**Quellenauszug:**
_ _ _

Mitteilungen Nr. 193, S. 2-3

Schon für Horst Herold und die wehrhafte BRD im Kampf gegen die RAF war sie die große Zauberwaffe – für ihre Gegner allerdings direkt aus der Büchse der Pandora. Nach der Entscheidung der Karlsruher Richter, die am 23. Mai bekannt wurde, scheinen ihr allerdings die Zähne gezogen. Die Rede ist von der Rasterfahndung. Die HU hat Jahrzehnte vehement gegen ihren Einsatz gestritten. Aus der Überzeugung, dass es sich um eine Polizeimaßnahme handelt, die mit einem demokratischen Rechtsstaat nicht zu vereinbaren ist. Denn die Rasterfahndung zielt von Anfang an auf eine völlig unbestimmte Vielzahl von Bürgern. Es gibt keinen Tatverdächtigen, auch keine Tat, aber auch keine konkrete Gefahr, die auf eine mögliche Straftat hinwiese.

_ _ _

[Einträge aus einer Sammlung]

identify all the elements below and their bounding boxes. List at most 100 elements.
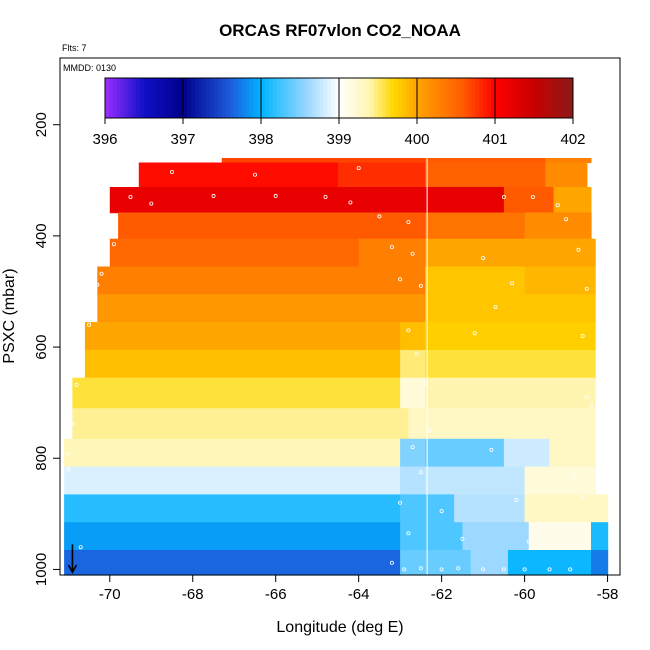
sample-point	[87, 322, 92, 327]
colorbar-swatch	[179, 78, 184, 118]
sample-point	[510, 281, 515, 286]
colorbar-swatch	[183, 78, 188, 118]
sample-point	[111, 242, 116, 247]
sample-point	[568, 567, 573, 572]
colorbar-swatch	[112, 78, 118, 118]
colorbar-tick-label: 397	[170, 131, 195, 148]
heatmap-cell	[425, 187, 505, 214]
colorbar-swatch	[241, 78, 246, 118]
heatmap-cell	[400, 466, 426, 495]
colorbar-swatch	[397, 78, 402, 118]
colorbar-swatch	[311, 78, 317, 118]
heatmap-cell	[400, 349, 426, 379]
heatmap-cell	[591, 550, 609, 576]
colorbar-swatch	[163, 78, 168, 118]
colorbar-swatch	[284, 78, 289, 118]
heatmap-cell	[97, 294, 426, 323]
colorbar-swatch	[541, 78, 547, 118]
colorbar-swatch	[136, 78, 141, 118]
sample-point	[389, 244, 394, 249]
heatmap-cell	[400, 438, 426, 468]
sample-point	[564, 217, 569, 222]
colorbar-swatch	[530, 78, 535, 118]
colorbar-swatch	[280, 78, 285, 118]
heatmap-cell	[97, 266, 426, 295]
colorbar-swatch	[354, 78, 359, 118]
sample-point	[580, 333, 585, 338]
colorbar-swatch	[378, 78, 383, 118]
sample-point	[481, 567, 486, 572]
sample-point	[481, 256, 486, 261]
sample-point	[422, 381, 427, 386]
colorbar-swatch	[475, 78, 480, 118]
colorbar-swatch	[222, 78, 227, 118]
sample-point	[398, 500, 403, 505]
sample-point	[66, 451, 71, 456]
sample-point	[589, 403, 594, 408]
sample-point	[489, 447, 494, 452]
colorbar-swatch	[206, 78, 211, 118]
colorbar-swatch	[237, 78, 242, 118]
plot-frame	[59, 57, 621, 576]
colorbar-swatch	[159, 78, 164, 118]
sample-point	[526, 539, 531, 544]
sample-point	[78, 349, 83, 354]
x-axis: -70 -68 -66 -64 -62 -60 -58	[99, 575, 618, 603]
sample-point	[410, 445, 415, 450]
y-tick-label: 200	[33, 112, 50, 137]
sample-point	[348, 200, 353, 205]
heatmap-cell	[508, 550, 592, 576]
sample-point	[584, 395, 589, 400]
heatmap-cell	[400, 322, 426, 351]
colorbar-swatch	[522, 78, 527, 118]
flights-note: Flts: 7	[62, 43, 87, 53]
colorbar-swatch	[124, 78, 129, 118]
sample-point	[252, 172, 257, 177]
heatmap-cell	[503, 187, 555, 214]
colorbar-swatch	[553, 78, 558, 118]
colorbar-swatch	[108, 78, 114, 118]
sample-point	[530, 194, 535, 199]
colorbar-swatch	[315, 78, 320, 118]
sample-point	[74, 382, 79, 387]
heatmap-cell	[545, 162, 588, 188]
heatmap-cell	[524, 266, 596, 295]
sample-point	[406, 328, 411, 333]
heatmap-cell	[470, 550, 509, 576]
colorbar-swatch	[292, 78, 297, 118]
colorbar-swatch	[261, 78, 266, 118]
colorbar-swatch	[436, 78, 441, 118]
sample-point	[149, 201, 154, 206]
colorbar-swatch	[300, 78, 305, 118]
heatmap-cell	[503, 438, 551, 468]
heatmap-cell	[425, 322, 596, 351]
colorbar-swatch	[346, 78, 352, 118]
colorbar-swatch	[463, 78, 469, 118]
colorbar-swatch	[335, 78, 340, 118]
colorbar-swatch	[319, 78, 324, 118]
colorbar-swatch	[557, 78, 562, 118]
colorbar-swatch	[327, 78, 332, 118]
heatmap-cell	[425, 266, 526, 295]
heatmap-cell	[118, 212, 426, 240]
heatmap-cell	[425, 377, 596, 409]
colorbar-swatch	[569, 78, 574, 118]
colorbar-swatch	[303, 78, 309, 118]
colorbar-swatch	[151, 78, 157, 118]
colorbar-swatch	[268, 78, 274, 118]
y-tick-label: 1000	[33, 553, 50, 586]
colorbar-swatch	[467, 78, 473, 118]
colorbar-swatch	[264, 78, 270, 118]
colorbar-swatch	[296, 78, 301, 118]
sample-point	[111, 218, 116, 223]
colorbar-swatch	[350, 78, 356, 118]
sample-point	[99, 271, 104, 276]
sample-point	[501, 194, 506, 199]
colorbar-swatch	[483, 78, 488, 118]
colorbar: 396 397 398 399 400 401 402	[92, 77, 586, 148]
colorbar-swatch	[502, 78, 508, 118]
heatmap-cell	[138, 162, 339, 188]
colorbar-swatch	[413, 78, 418, 118]
sample-point	[95, 282, 100, 287]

_ _ _

**Gestellte Aufgabe A:**
Beantworten Sie anhand des Auszugs zur Rasterfahndung folgende Fragen:
(i) Wann wurde die Entscheidung der Karlsruher Richter bekannt?
(ii) Wie lange hat die HU gegen den Einsatz der Rasterfahndung gestritten?
(iii) Auf wen zielt die Rasterfahndung dem Auszug zufolge von Anfang an?
**Gestellte Aufgabe B:**
Übertragen Sie aus den Einträgen alles von der Zeile mit „322, 92, 327]“ bis hinunter zur Zeile mit „328, 411, 333]“ unverändert, beide Zeilen eingeschlossen.

**Ergebnis A:**
(i) Am 23. Mai.
(ii) Jahrzehnte.
(iii) Auf eine völlig unbestimmte Vielzahl von Bürgern.

**Ergebnis B:**
sample-point	[87, 322, 92, 327]
colorbar-swatch	[179, 78, 184, 118]
sample-point	[510, 281, 515, 286]
colorbar-swatch	[183, 78, 188, 118]
sample-point	[111, 242, 116, 247]
sample-point	[568, 567, 573, 572]
colorbar-swatch	[112, 78, 118, 118]
colorbar-tick-label: 397	[170, 131, 195, 148]
heatmap-cell	[425, 187, 505, 214]
colorbar-swatch	[241, 78, 246, 118]
heatmap-cell	[400, 466, 426, 495]
colorbar-swatch	[397, 78, 402, 118]
colorbar-swatch	[311, 78, 317, 118]
heatmap-cell	[400, 349, 426, 379]
heatmap-cell	[591, 550, 609, 576]
colorbar-swatch	[163, 78, 168, 118]
colorbar-swatch	[284, 78, 289, 118]
heatmap-cell	[97, 294, 426, 323]
colorbar-swatch	[541, 78, 547, 118]
colorbar-swatch	[136, 78, 141, 118]
sample-point	[389, 244, 394, 249]
heatmap-cell	[400, 438, 426, 468]
sample-point	[564, 217, 569, 222]
colorbar-swatch	[530, 78, 535, 118]
colorbar-swatch	[280, 78, 285, 118]
heatmap-cell	[97, 266, 426, 295]
colorbar-swatch	[354, 78, 359, 118]
sample-point	[580, 333, 585, 338]
colorbar-swatch	[378, 78, 383, 118]
sample-point	[481, 567, 486, 572]
sample-point	[481, 256, 486, 261]
sample-point	[422, 381, 427, 386]
colorbar-swatch	[475, 78, 480, 118]
colorbar-swatch	[222, 78, 227, 118]
sample-point	[398, 500, 403, 505]
sample-point	[66, 451, 71, 456]
sample-point	[589, 403, 594, 408]
sample-point	[489, 447, 494, 452]
colorbar-swatch	[206, 78, 211, 118]
colorbar-swatch	[237, 78, 242, 118]
plot-frame	[59, 57, 621, 576]
colorbar-swatch	[159, 78, 164, 118]
sample-point	[526, 539, 531, 544]
sample-point	[78, 349, 83, 354]
x-axis: -70 -68 -66 -64 -62 -60 -58	[99, 575, 618, 603]
sample-point	[410, 445, 415, 450]
y-tick-label: 200	[33, 112, 50, 137]
sample-point	[348, 200, 353, 205]
heatmap-cell	[508, 550, 592, 576]
sample-point	[584, 395, 589, 400]
heatmap-cell	[400, 322, 426, 351]
colorbar-swatch	[522, 78, 527, 118]
flights-note: Flts: 7	[62, 43, 87, 53]
colorbar-swatch	[124, 78, 129, 118]
sample-point	[252, 172, 257, 177]
heatmap-cell	[503, 187, 555, 214]
colorbar-swatch	[553, 78, 558, 118]
colorbar-swatch	[108, 78, 114, 118]
sample-point	[530, 194, 535, 199]
colorbar-swatch	[315, 78, 320, 118]
sample-point	[74, 382, 79, 387]
heatmap-cell	[545, 162, 588, 188]
heatmap-cell	[524, 266, 596, 295]
sample-point	[406, 328, 411, 333]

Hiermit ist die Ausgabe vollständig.